§ WRITTEN INSTRUCTION:
Here are some records; return them all exactly.

Saved entries:
####################

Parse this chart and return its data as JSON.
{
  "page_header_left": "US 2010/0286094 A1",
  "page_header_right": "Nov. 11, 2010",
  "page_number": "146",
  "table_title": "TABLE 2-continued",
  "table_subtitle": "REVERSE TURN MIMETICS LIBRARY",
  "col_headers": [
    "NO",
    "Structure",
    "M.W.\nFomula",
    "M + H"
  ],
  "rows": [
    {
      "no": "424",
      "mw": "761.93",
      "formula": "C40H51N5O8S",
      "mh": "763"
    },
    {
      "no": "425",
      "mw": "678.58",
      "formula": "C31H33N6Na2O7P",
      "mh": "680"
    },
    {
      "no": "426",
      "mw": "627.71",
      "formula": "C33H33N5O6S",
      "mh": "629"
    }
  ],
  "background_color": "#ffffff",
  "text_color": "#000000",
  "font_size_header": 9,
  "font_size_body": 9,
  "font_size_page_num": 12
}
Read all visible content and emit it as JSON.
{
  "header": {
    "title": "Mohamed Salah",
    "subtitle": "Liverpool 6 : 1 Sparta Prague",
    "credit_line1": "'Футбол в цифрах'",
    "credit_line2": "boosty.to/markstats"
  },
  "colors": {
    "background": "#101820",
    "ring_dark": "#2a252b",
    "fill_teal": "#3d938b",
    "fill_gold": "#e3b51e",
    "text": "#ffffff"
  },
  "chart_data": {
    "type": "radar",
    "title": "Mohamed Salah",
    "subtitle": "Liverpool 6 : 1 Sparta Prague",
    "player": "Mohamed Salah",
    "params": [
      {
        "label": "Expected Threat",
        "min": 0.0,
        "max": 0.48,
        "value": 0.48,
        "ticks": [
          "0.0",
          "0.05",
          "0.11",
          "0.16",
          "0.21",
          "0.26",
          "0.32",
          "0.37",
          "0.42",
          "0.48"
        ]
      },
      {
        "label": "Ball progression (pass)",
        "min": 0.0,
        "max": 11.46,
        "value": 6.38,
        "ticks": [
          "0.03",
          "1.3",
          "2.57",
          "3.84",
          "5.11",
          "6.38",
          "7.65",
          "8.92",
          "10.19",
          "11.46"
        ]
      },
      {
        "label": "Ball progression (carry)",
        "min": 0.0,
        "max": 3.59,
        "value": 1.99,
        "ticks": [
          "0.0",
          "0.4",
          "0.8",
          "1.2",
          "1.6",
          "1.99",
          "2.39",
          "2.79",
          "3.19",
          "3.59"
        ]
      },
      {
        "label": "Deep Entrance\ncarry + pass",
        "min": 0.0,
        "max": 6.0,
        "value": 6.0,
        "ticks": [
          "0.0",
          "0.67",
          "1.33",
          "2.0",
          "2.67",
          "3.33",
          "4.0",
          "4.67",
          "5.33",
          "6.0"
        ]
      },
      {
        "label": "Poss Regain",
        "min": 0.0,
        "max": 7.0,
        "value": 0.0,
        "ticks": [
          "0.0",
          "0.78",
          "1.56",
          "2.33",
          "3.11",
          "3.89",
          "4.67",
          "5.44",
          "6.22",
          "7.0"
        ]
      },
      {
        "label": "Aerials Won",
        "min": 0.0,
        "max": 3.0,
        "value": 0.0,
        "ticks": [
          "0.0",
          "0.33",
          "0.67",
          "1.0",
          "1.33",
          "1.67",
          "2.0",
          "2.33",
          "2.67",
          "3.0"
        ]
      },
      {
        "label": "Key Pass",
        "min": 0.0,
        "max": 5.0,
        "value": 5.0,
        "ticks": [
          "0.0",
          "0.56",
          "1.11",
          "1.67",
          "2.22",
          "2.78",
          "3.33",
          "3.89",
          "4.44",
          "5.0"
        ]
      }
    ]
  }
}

####################

§ EXPECTED ANSWER:
Parse this chart and return its data as JSON.
{
  "page_header_left": "US 2010/0286094 A1",
  "page_header_right": "Nov. 11, 2010",
  "page_number": "146",
  "table_title": "TABLE 2-continued",
  "table_subtitle": "REVERSE TURN MIMETICS LIBRARY",
  "col_headers": [
    "NO",
    "Structure",
    "M.W.\nFomula",
    "M + H"
  ],
  "rows": [
    {
      "no": "424",
      "mw": "761.93",
      "formula": "C40H51N5O8S",
      "mh": "763"
    },
    {
      "no": "425",
      "mw": "678.58",
      "formula": "C31H33N6Na2O7P",
      "mh": "680"
    },
    {
      "no": "426",
      "mw": "627.71",
      "formula": "C33H33N5O6S",
      "mh": "629"
    }
  ],
  "background_color": "#ffffff",
  "text_color": "#000000",
  "font_size_header": 9,
  "font_size_body": 9,
  "font_size_page_num": 12
}
Read all visible content and emit it as JSON.
{
  "header": {
    "title": "Mohamed Salah",
    "subtitle": "Liverpool 6 : 1 Sparta Prague",
    "credit_line1": "'Футбол в цифрах'",
    "credit_line2": "boosty.to/markstats"
  },
  "colors": {
    "background": "#101820",
    "ring_dark": "#2a252b",
    "fill_teal": "#3d938b",
    "fill_gold": "#e3b51e",
    "text": "#ffffff"
  },
  "chart_data": {
    "type": "radar",
    "title": "Mohamed Salah",
    "subtitle": "Liverpool 6 : 1 Sparta Prague",
    "player": "Mohamed Salah",
    "params": [
      {
        "label": "Expected Threat",
        "min": 0.0,
        "max": 0.48,
        "value": 0.48,
        "ticks": [
          "0.0",
          "0.05",
          "0.11",
          "0.16",
          "0.21",
          "0.26",
          "0.32",
          "0.37",
          "0.42",
          "0.48"
        ]
      },
      {
        "label": "Ball progression (pass)",
        "min": 0.0,
        "max": 11.46,
        "value": 6.38,
        "ticks": [
          "0.03",
          "1.3",
          "2.57",
          "3.84",
          "5.11",
          "6.38",
          "7.65",
          "8.92",
          "10.19",
          "11.46"
        ]
      },
      {
        "label": "Ball progression (carry)",
        "min": 0.0,
        "max": 3.59,
        "value": 1.99,
        "ticks": [
          "0.0",
          "0.4",
          "0.8",
          "1.2",
          "1.6",
          "1.99",
          "2.39",
          "2.79",
          "3.19",
          "3.59"
        ]
      },
      {
        "label": "Deep Entrance\ncarry + pass",
        "min": 0.0,
        "max": 6.0,
        "value": 6.0,
        "ticks": [
          "0.0",
          "0.67",
          "1.33",
          "2.0",
          "2.67",
          "3.33",
          "4.0",
          "4.67",
          "5.33",
          "6.0"
        ]
      },
      {
        "label": "Poss Regain",
        "min": 0.0,
        "max": 7.0,
        "value": 0.0,
        "ticks": [
          "0.0",
          "0.78",
          "1.56",
          "2.33",
          "3.11",
          "3.89",
          "4.67",
          "5.44",
          "6.22",
          "7.0"
        ]
      },
      {
        "label": "Aerials Won",
        "min": 0.0,
        "max": 3.0,
        "value": 0.0,
        "ticks": [
          "0.0",
          "0.33",
          "0.67",
          "1.0",
          "1.33",
          "1.67",
          "2.0",
          "2.33",
          "2.67",
          "3.0"
        ]
      },
      {
        "label": "Key Pass",
        "min": 0.0,
        "max": 5.0,
        "value": 5.0,
        "ticks": [
          "0.0",
          "0.56",
          "1.11",
          "1.67",
          "2.22",
          "2.78",
          "3.33",
          "3.89",
          "4.44",
          "5.0"
        ]
      }
    ]
  }
}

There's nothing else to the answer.